Quote, verbatim, all material below, without pictures.

----- Information provided

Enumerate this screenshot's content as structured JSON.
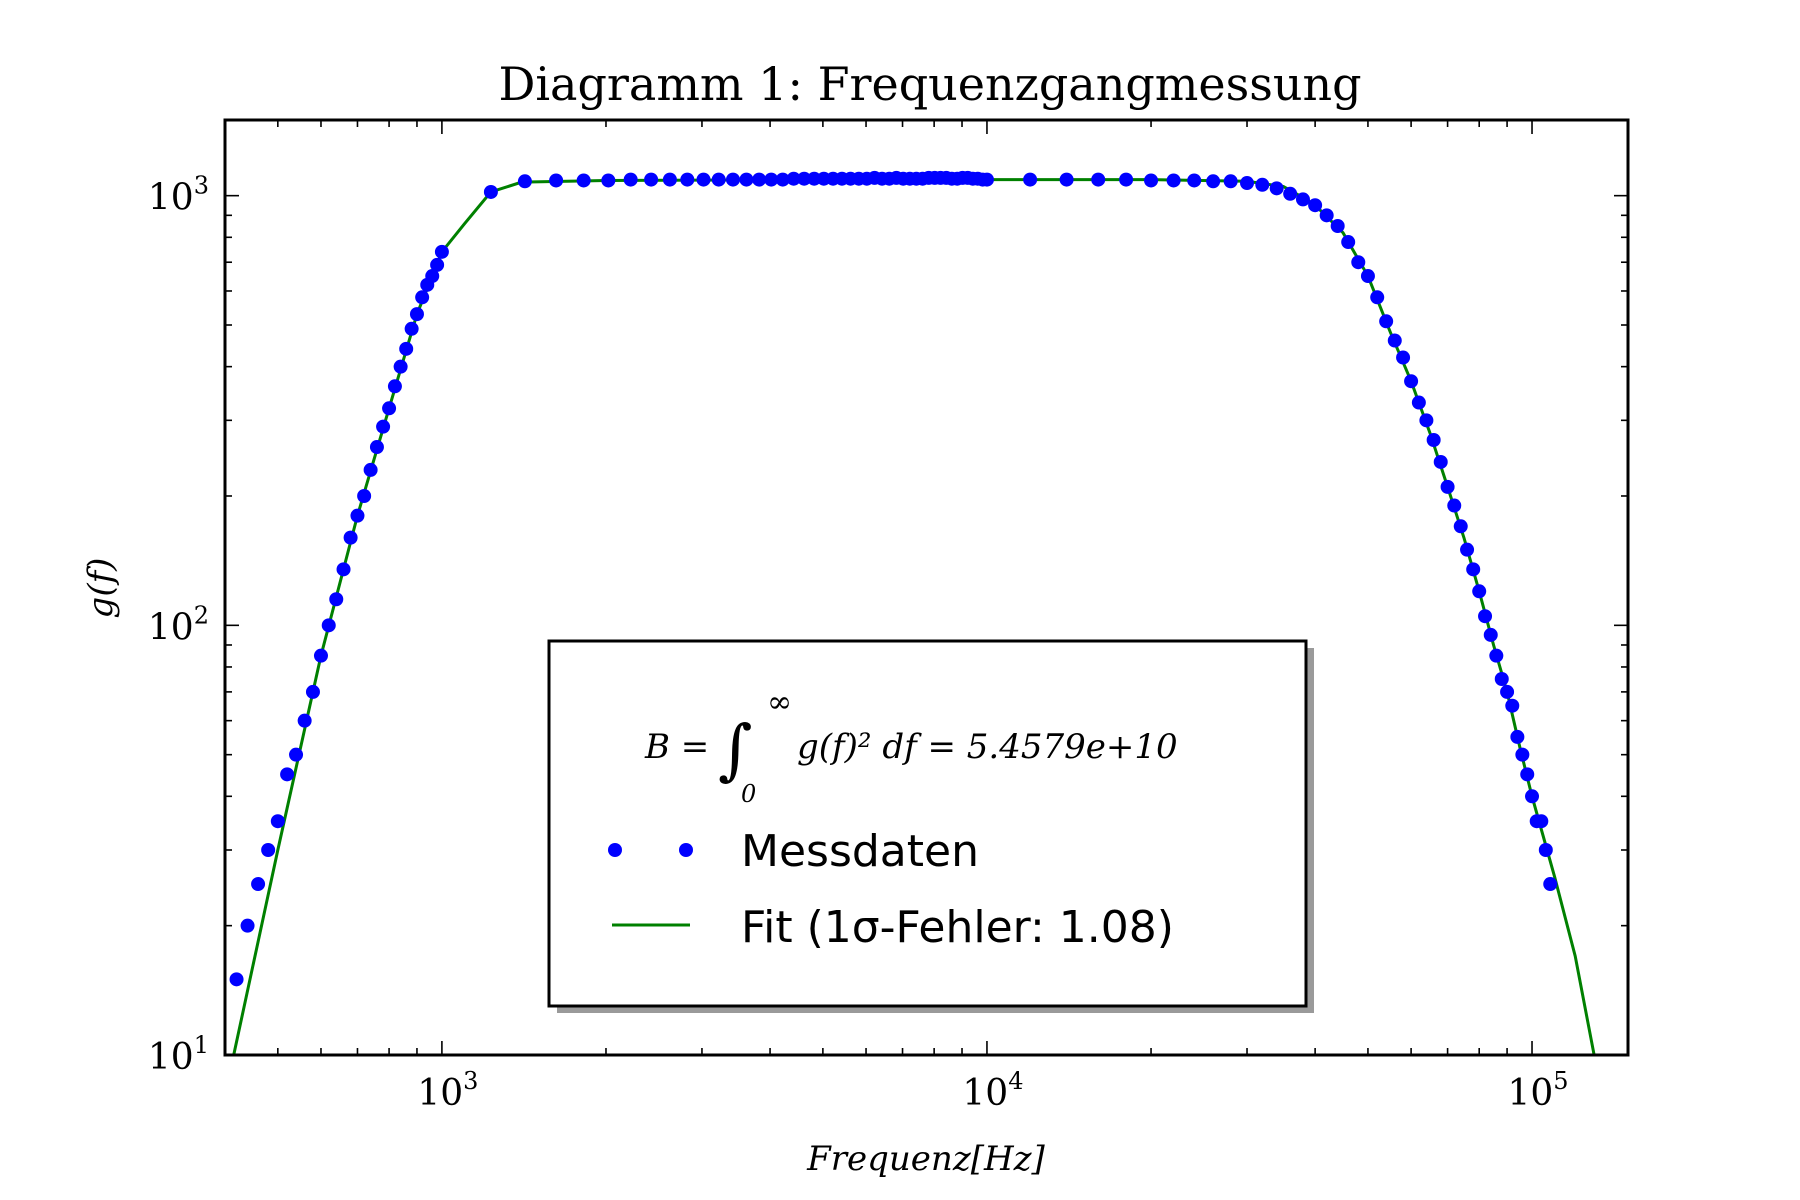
{
  "chart_data": {
    "type": "scatter",
    "title": "Diagramm 1: Frequenzgangmessung",
    "xlabel": "Frequenz[Hz]",
    "ylabel": "g(f)",
    "x_scale": "log",
    "y_scale": "log",
    "xlim": [
      400,
      150000
    ],
    "ylim": [
      10,
      1500
    ],
    "x_ticks": [
      {
        "value": 1000,
        "base": "10",
        "exp": "3"
      },
      {
        "value": 10000,
        "base": "10",
        "exp": "4"
      },
      {
        "value": 100000,
        "base": "10",
        "exp": "5"
      }
    ],
    "y_ticks": [
      {
        "value": 10,
        "base": "10",
        "exp": "1"
      },
      {
        "value": 100,
        "base": "10",
        "exp": "2"
      },
      {
        "value": 1000,
        "base": "10",
        "exp": "3"
      }
    ],
    "grid": false,
    "legend": {
      "placement": "lower-center",
      "annotation": "B = ∫₀^∞ g(f)² df = 5.4579e+10",
      "annotation_parts": {
        "lhs": "B = ",
        "integral": "∫",
        "lower": "0",
        "upper": "∞",
        "rhs": "g(f)² df = 5.4579e+10"
      },
      "entries": [
        {
          "label": "Messdaten",
          "style": "markers",
          "color": "#0000ff"
        },
        {
          "label": "Fit (1σ-Fehler: 1.08)",
          "style": "line",
          "color": "#008000"
        }
      ]
    },
    "series": [
      {
        "name": "Messdaten",
        "style": "markers",
        "color": "#0000ff",
        "points": [
          [
            420,
            15
          ],
          [
            440,
            20
          ],
          [
            460,
            25
          ],
          [
            480,
            30
          ],
          [
            500,
            35
          ],
          [
            520,
            45
          ],
          [
            540,
            50
          ],
          [
            560,
            60
          ],
          [
            580,
            70
          ],
          [
            600,
            85
          ],
          [
            620,
            100
          ],
          [
            640,
            115
          ],
          [
            660,
            135
          ],
          [
            680,
            160
          ],
          [
            700,
            180
          ],
          [
            720,
            200
          ],
          [
            740,
            230
          ],
          [
            760,
            260
          ],
          [
            780,
            290
          ],
          [
            800,
            320
          ],
          [
            820,
            360
          ],
          [
            840,
            400
          ],
          [
            860,
            440
          ],
          [
            880,
            490
          ],
          [
            900,
            530
          ],
          [
            920,
            580
          ],
          [
            940,
            620
          ],
          [
            960,
            650
          ],
          [
            980,
            690
          ],
          [
            1000,
            740
          ],
          [
            1230,
            1020
          ],
          [
            1420,
            1080
          ],
          [
            1620,
            1085
          ],
          [
            1820,
            1085
          ],
          [
            2020,
            1085
          ],
          [
            2220,
            1090
          ],
          [
            2420,
            1090
          ],
          [
            2620,
            1090
          ],
          [
            2820,
            1090
          ],
          [
            3020,
            1090
          ],
          [
            3220,
            1090
          ],
          [
            3420,
            1090
          ],
          [
            3620,
            1090
          ],
          [
            3820,
            1090
          ],
          [
            4020,
            1090
          ],
          [
            4220,
            1090
          ],
          [
            4420,
            1095
          ],
          [
            4620,
            1095
          ],
          [
            4820,
            1095
          ],
          [
            5020,
            1095
          ],
          [
            5220,
            1095
          ],
          [
            5420,
            1095
          ],
          [
            5620,
            1095
          ],
          [
            5820,
            1095
          ],
          [
            6020,
            1095
          ],
          [
            6220,
            1100
          ],
          [
            6420,
            1095
          ],
          [
            6620,
            1095
          ],
          [
            6820,
            1100
          ],
          [
            7020,
            1095
          ],
          [
            7220,
            1095
          ],
          [
            7420,
            1095
          ],
          [
            7620,
            1095
          ],
          [
            7820,
            1100
          ],
          [
            8020,
            1100
          ],
          [
            8220,
            1100
          ],
          [
            8420,
            1100
          ],
          [
            8620,
            1095
          ],
          [
            8820,
            1095
          ],
          [
            9020,
            1100
          ],
          [
            9220,
            1100
          ],
          [
            9420,
            1095
          ],
          [
            9620,
            1095
          ],
          [
            9820,
            1090
          ],
          [
            10000,
            1090
          ],
          [
            12000,
            1090
          ],
          [
            14000,
            1090
          ],
          [
            16000,
            1090
          ],
          [
            18000,
            1090
          ],
          [
            20000,
            1085
          ],
          [
            22000,
            1085
          ],
          [
            24000,
            1085
          ],
          [
            26000,
            1080
          ],
          [
            28000,
            1080
          ],
          [
            30000,
            1070
          ],
          [
            32000,
            1060
          ],
          [
            34000,
            1040
          ],
          [
            36000,
            1010
          ],
          [
            38000,
            980
          ],
          [
            40000,
            950
          ],
          [
            42000,
            900
          ],
          [
            44000,
            850
          ],
          [
            46000,
            780
          ],
          [
            48000,
            700
          ],
          [
            50000,
            650
          ],
          [
            52000,
            580
          ],
          [
            54000,
            510
          ],
          [
            56000,
            460
          ],
          [
            58000,
            420
          ],
          [
            60000,
            370
          ],
          [
            62000,
            330
          ],
          [
            64000,
            300
          ],
          [
            66000,
            270
          ],
          [
            68000,
            240
          ],
          [
            70000,
            210
          ],
          [
            72000,
            190
          ],
          [
            74000,
            170
          ],
          [
            76000,
            150
          ],
          [
            78000,
            135
          ],
          [
            80000,
            120
          ],
          [
            82000,
            105
          ],
          [
            84000,
            95
          ],
          [
            86000,
            85
          ],
          [
            88000,
            75
          ],
          [
            90000,
            70
          ],
          [
            92000,
            65
          ],
          [
            94000,
            55
          ],
          [
            96000,
            50
          ],
          [
            98000,
            45
          ],
          [
            100000,
            40
          ],
          [
            102000,
            35
          ],
          [
            104000,
            35
          ],
          [
            106000,
            30
          ],
          [
            108000,
            25
          ]
        ]
      },
      {
        "name": "Fit (1σ-Fehler: 1.08)",
        "style": "line",
        "color": "#008000",
        "points": [
          [
            415,
            10
          ],
          [
            500,
            30
          ],
          [
            600,
            85
          ],
          [
            700,
            180
          ],
          [
            800,
            320
          ],
          [
            900,
            530
          ],
          [
            1000,
            740
          ],
          [
            1100,
            860
          ],
          [
            1230,
            1020
          ],
          [
            1400,
            1075
          ],
          [
            2000,
            1085
          ],
          [
            5000,
            1090
          ],
          [
            10000,
            1090
          ],
          [
            20000,
            1090
          ],
          [
            30000,
            1080
          ],
          [
            35000,
            1050
          ],
          [
            38000,
            990
          ],
          [
            40000,
            950
          ],
          [
            45000,
            820
          ],
          [
            50000,
            650
          ],
          [
            55000,
            480
          ],
          [
            60000,
            370
          ],
          [
            65000,
            280
          ],
          [
            70000,
            210
          ],
          [
            75000,
            160
          ],
          [
            80000,
            120
          ],
          [
            85000,
            90
          ],
          [
            90000,
            70
          ],
          [
            95000,
            52
          ],
          [
            100000,
            40
          ],
          [
            110000,
            26
          ],
          [
            120000,
            17
          ],
          [
            130000,
            10
          ]
        ]
      }
    ]
  }
}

----------

-- Full answer --
Enumerate this screenshot's content as structured JSON.
{
  "chart_data": {
    "type": "scatter",
    "title": "Diagramm 1: Frequenzgangmessung",
    "xlabel": "Frequenz[Hz]",
    "ylabel": "g(f)",
    "x_scale": "log",
    "y_scale": "log",
    "xlim": [
      400,
      150000
    ],
    "ylim": [
      10,
      1500
    ],
    "x_ticks": [
      {
        "value": 1000,
        "base": "10",
        "exp": "3"
      },
      {
        "value": 10000,
        "base": "10",
        "exp": "4"
      },
      {
        "value": 100000,
        "base": "10",
        "exp": "5"
      }
    ],
    "y_ticks": [
      {
        "value": 10,
        "base": "10",
        "exp": "1"
      },
      {
        "value": 100,
        "base": "10",
        "exp": "2"
      },
      {
        "value": 1000,
        "base": "10",
        "exp": "3"
      }
    ],
    "grid": false,
    "legend": {
      "placement": "lower-center",
      "annotation": "B = ∫₀^∞ g(f)² df = 5.4579e+10",
      "annotation_parts": {
        "lhs": "B = ",
        "integral": "∫",
        "lower": "0",
        "upper": "∞",
        "rhs": "g(f)² df = 5.4579e+10"
      },
      "entries": [
        {
          "label": "Messdaten",
          "style": "markers",
          "color": "#0000ff"
        },
        {
          "label": "Fit (1σ-Fehler: 1.08)",
          "style": "line",
          "color": "#008000"
        }
      ]
    },
    "series": [
      {
        "name": "Messdaten",
        "style": "markers",
        "color": "#0000ff",
        "points": [
          [
            420,
            15
          ],
          [
            440,
            20
          ],
          [
            460,
            25
          ],
          [
            480,
            30
          ],
          [
            500,
            35
          ],
          [
            520,
            45
          ],
          [
            540,
            50
          ],
          [
            560,
            60
          ],
          [
            580,
            70
          ],
          [
            600,
            85
          ],
          [
            620,
            100
          ],
          [
            640,
            115
          ],
          [
            660,
            135
          ],
          [
            680,
            160
          ],
          [
            700,
            180
          ],
          [
            720,
            200
          ],
          [
            740,
            230
          ],
          [
            760,
            260
          ],
          [
            780,
            290
          ],
          [
            800,
            320
          ],
          [
            820,
            360
          ],
          [
            840,
            400
          ],
          [
            860,
            440
          ],
          [
            880,
            490
          ],
          [
            900,
            530
          ],
          [
            920,
            580
          ],
          [
            940,
            620
          ],
          [
            960,
            650
          ],
          [
            980,
            690
          ],
          [
            1000,
            740
          ],
          [
            1230,
            1020
          ],
          [
            1420,
            1080
          ],
          [
            1620,
            1085
          ],
          [
            1820,
            1085
          ],
          [
            2020,
            1085
          ],
          [
            2220,
            1090
          ],
          [
            2420,
            1090
          ],
          [
            2620,
            1090
          ],
          [
            2820,
            1090
          ],
          [
            3020,
            1090
          ],
          [
            3220,
            1090
          ],
          [
            3420,
            1090
          ],
          [
            3620,
            1090
          ],
          [
            3820,
            1090
          ],
          [
            4020,
            1090
          ],
          [
            4220,
            1090
          ],
          [
            4420,
            1095
          ],
          [
            4620,
            1095
          ],
          [
            4820,
            1095
          ],
          [
            5020,
            1095
          ],
          [
            5220,
            1095
          ],
          [
            5420,
            1095
          ],
          [
            5620,
            1095
          ],
          [
            5820,
            1095
          ],
          [
            6020,
            1095
          ],
          [
            6220,
            1100
          ],
          [
            6420,
            1095
          ],
          [
            6620,
            1095
          ],
          [
            6820,
            1100
          ],
          [
            7020,
            1095
          ],
          [
            7220,
            1095
          ],
          [
            7420,
            1095
          ],
          [
            7620,
            1095
          ],
          [
            7820,
            1100
          ],
          [
            8020,
            1100
          ],
          [
            8220,
            1100
          ],
          [
            8420,
            1100
          ],
          [
            8620,
            1095
          ],
          [
            8820,
            1095
          ],
          [
            9020,
            1100
          ],
          [
            9220,
            1100
          ],
          [
            9420,
            1095
          ],
          [
            9620,
            1095
          ],
          [
            9820,
            1090
          ],
          [
            10000,
            1090
          ],
          [
            12000,
            1090
          ],
          [
            14000,
            1090
          ],
          [
            16000,
            1090
          ],
          [
            18000,
            1090
          ],
          [
            20000,
            1085
          ],
          [
            22000,
            1085
          ],
          [
            24000,
            1085
          ],
          [
            26000,
            1080
          ],
          [
            28000,
            1080
          ],
          [
            30000,
            1070
          ],
          [
            32000,
            1060
          ],
          [
            34000,
            1040
          ],
          [
            36000,
            1010
          ],
          [
            38000,
            980
          ],
          [
            40000,
            950
          ],
          [
            42000,
            900
          ],
          [
            44000,
            850
          ],
          [
            46000,
            780
          ],
          [
            48000,
            700
          ],
          [
            50000,
            650
          ],
          [
            52000,
            580
          ],
          [
            54000,
            510
          ],
          [
            56000,
            460
          ],
          [
            58000,
            420
          ],
          [
            60000,
            370
          ],
          [
            62000,
            330
          ],
          [
            64000,
            300
          ],
          [
            66000,
            270
          ],
          [
            68000,
            240
          ],
          [
            70000,
            210
          ],
          [
            72000,
            190
          ],
          [
            74000,
            170
          ],
          [
            76000,
            150
          ],
          [
            78000,
            135
          ],
          [
            80000,
            120
          ],
          [
            82000,
            105
          ],
          [
            84000,
            95
          ],
          [
            86000,
            85
          ],
          [
            88000,
            75
          ],
          [
            90000,
            70
          ],
          [
            92000,
            65
          ],
          [
            94000,
            55
          ],
          [
            96000,
            50
          ],
          [
            98000,
            45
          ],
          [
            100000,
            40
          ],
          [
            102000,
            35
          ],
          [
            104000,
            35
          ],
          [
            106000,
            30
          ],
          [
            108000,
            25
          ]
        ]
      },
      {
        "name": "Fit (1σ-Fehler: 1.08)",
        "style": "line",
        "color": "#008000",
        "points": [
          [
            415,
            10
          ],
          [
            500,
            30
          ],
          [
            600,
            85
          ],
          [
            700,
            180
          ],
          [
            800,
            320
          ],
          [
            900,
            530
          ],
          [
            1000,
            740
          ],
          [
            1100,
            860
          ],
          [
            1230,
            1020
          ],
          [
            1400,
            1075
          ],
          [
            2000,
            1085
          ],
          [
            5000,
            1090
          ],
          [
            10000,
            1090
          ],
          [
            20000,
            1090
          ],
          [
            30000,
            1080
          ],
          [
            35000,
            1050
          ],
          [
            38000,
            990
          ],
          [
            40000,
            950
          ],
          [
            45000,
            820
          ],
          [
            50000,
            650
          ],
          [
            55000,
            480
          ],
          [
            60000,
            370
          ],
          [
            65000,
            280
          ],
          [
            70000,
            210
          ],
          [
            75000,
            160
          ],
          [
            80000,
            120
          ],
          [
            85000,
            90
          ],
          [
            90000,
            70
          ],
          [
            95000,
            52
          ],
          [
            100000,
            40
          ],
          [
            110000,
            26
          ],
          [
            120000,
            17
          ],
          [
            130000,
            10
          ]
        ]
      }
    ]
  }
}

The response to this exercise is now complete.